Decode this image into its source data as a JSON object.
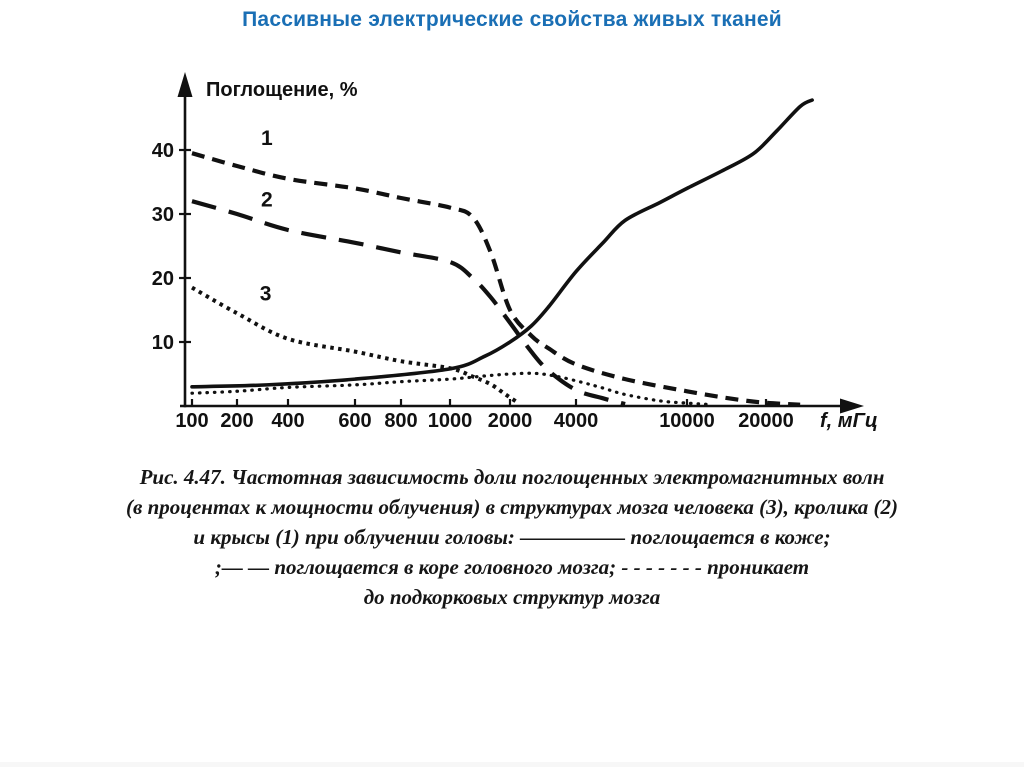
{
  "page": {
    "title": "Пассивные электрические свойства живых тканей"
  },
  "colors": {
    "title_accent": "#1a6fb5",
    "ink": "#111111"
  },
  "chart_data": {
    "type": "line",
    "title": "",
    "xlabel": "f, мГц",
    "ylabel": "Поглощение, %",
    "x_scale": "log-like",
    "x_ticks": [
      100,
      200,
      400,
      600,
      800,
      1000,
      2000,
      4000,
      10000,
      20000
    ],
    "y_ticks": [
      10,
      20,
      30,
      40
    ],
    "xlim": [
      100,
      30000
    ],
    "ylim": [
      0,
      48
    ],
    "grid": false,
    "legend_position": "in-caption",
    "series": [
      {
        "name": "1",
        "style": "dash-short",
        "points": [
          [
            100,
            39.5
          ],
          [
            200,
            37.5
          ],
          [
            400,
            35.5
          ],
          [
            600,
            34
          ],
          [
            800,
            32.5
          ],
          [
            1000,
            31
          ],
          [
            1300,
            29.5
          ],
          [
            1600,
            24
          ],
          [
            2000,
            15
          ],
          [
            2500,
            11
          ],
          [
            3000,
            9
          ],
          [
            4000,
            6.5
          ],
          [
            6000,
            4.2
          ],
          [
            10000,
            2.3
          ],
          [
            15000,
            1.1
          ],
          [
            20000,
            0.5
          ],
          [
            27000,
            0.2
          ]
        ]
      },
      {
        "name": "2",
        "style": "dash-long",
        "points": [
          [
            100,
            32
          ],
          [
            200,
            30
          ],
          [
            400,
            27.5
          ],
          [
            600,
            25.5
          ],
          [
            800,
            24
          ],
          [
            1000,
            22.5
          ],
          [
            1300,
            20
          ],
          [
            1600,
            17
          ],
          [
            2000,
            13
          ],
          [
            2500,
            8.5
          ],
          [
            3000,
            5.5
          ],
          [
            4000,
            2.5
          ],
          [
            5000,
            1.2
          ],
          [
            6000,
            0.3
          ]
        ]
      },
      {
        "name": "3",
        "style": "dotted-dense",
        "points": [
          [
            100,
            18.5
          ],
          [
            200,
            14.5
          ],
          [
            400,
            10.5
          ],
          [
            600,
            8.5
          ],
          [
            800,
            7
          ],
          [
            1000,
            5.9
          ],
          [
            1300,
            4.6
          ],
          [
            1600,
            3.4
          ],
          [
            1900,
            1.8
          ],
          [
            2200,
            0.4
          ]
        ]
      },
      {
        "name": "solid-curve",
        "style": "solid",
        "points": [
          [
            100,
            3
          ],
          [
            300,
            3.3
          ],
          [
            600,
            4.2
          ],
          [
            1000,
            5.8
          ],
          [
            1500,
            7.8
          ],
          [
            2000,
            10
          ],
          [
            2500,
            12.5
          ],
          [
            3000,
            15.5
          ],
          [
            4000,
            21
          ],
          [
            5000,
            25.5
          ],
          [
            6000,
            29
          ],
          [
            8000,
            31.8
          ],
          [
            10000,
            34
          ],
          [
            14000,
            37
          ],
          [
            18000,
            39.5
          ],
          [
            22000,
            43
          ],
          [
            27000,
            46.8
          ],
          [
            30000,
            47.8
          ]
        ]
      },
      {
        "name": "fine-dotted-curve",
        "style": "dotted-fine",
        "points": [
          [
            100,
            2
          ],
          [
            200,
            2.3
          ],
          [
            400,
            2.9
          ],
          [
            600,
            3.3
          ],
          [
            800,
            3.8
          ],
          [
            1000,
            4.2
          ],
          [
            1500,
            4.7
          ],
          [
            2000,
            5
          ],
          [
            2600,
            5.1
          ],
          [
            3300,
            4.6
          ],
          [
            4200,
            3.7
          ],
          [
            5000,
            2.8
          ],
          [
            6000,
            1.8
          ],
          [
            8000,
            0.8
          ],
          [
            10000,
            0.45
          ],
          [
            12000,
            0.25
          ]
        ]
      }
    ],
    "curve_labels": [
      {
        "text": "1",
        "f": 300,
        "v": 40.8
      },
      {
        "text": "2",
        "f": 300,
        "v": 31.2
      },
      {
        "text": "3",
        "f": 295,
        "v": 16.5
      }
    ]
  },
  "caption": {
    "lines": [
      "Рис. 4.47. Частотная зависимость доли поглощенных электромагнитных волн",
      "(в процентах к мощности облучения) в структурах мозга человека (3), кролика (2)",
      "и крысы (1) при облучении головы: ————— поглощается в коже;",
      ";— —  поглощается в коре головного мозга; - - - - - - -  проникает",
      "до подкорковых структур мозга"
    ]
  }
}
□ □ □
- [Exercise description] Identify each line containing the string "fine" and copy it out.

- [Output below]
        "name": "fine-dotted-curve",
        "style": "dotted-fine",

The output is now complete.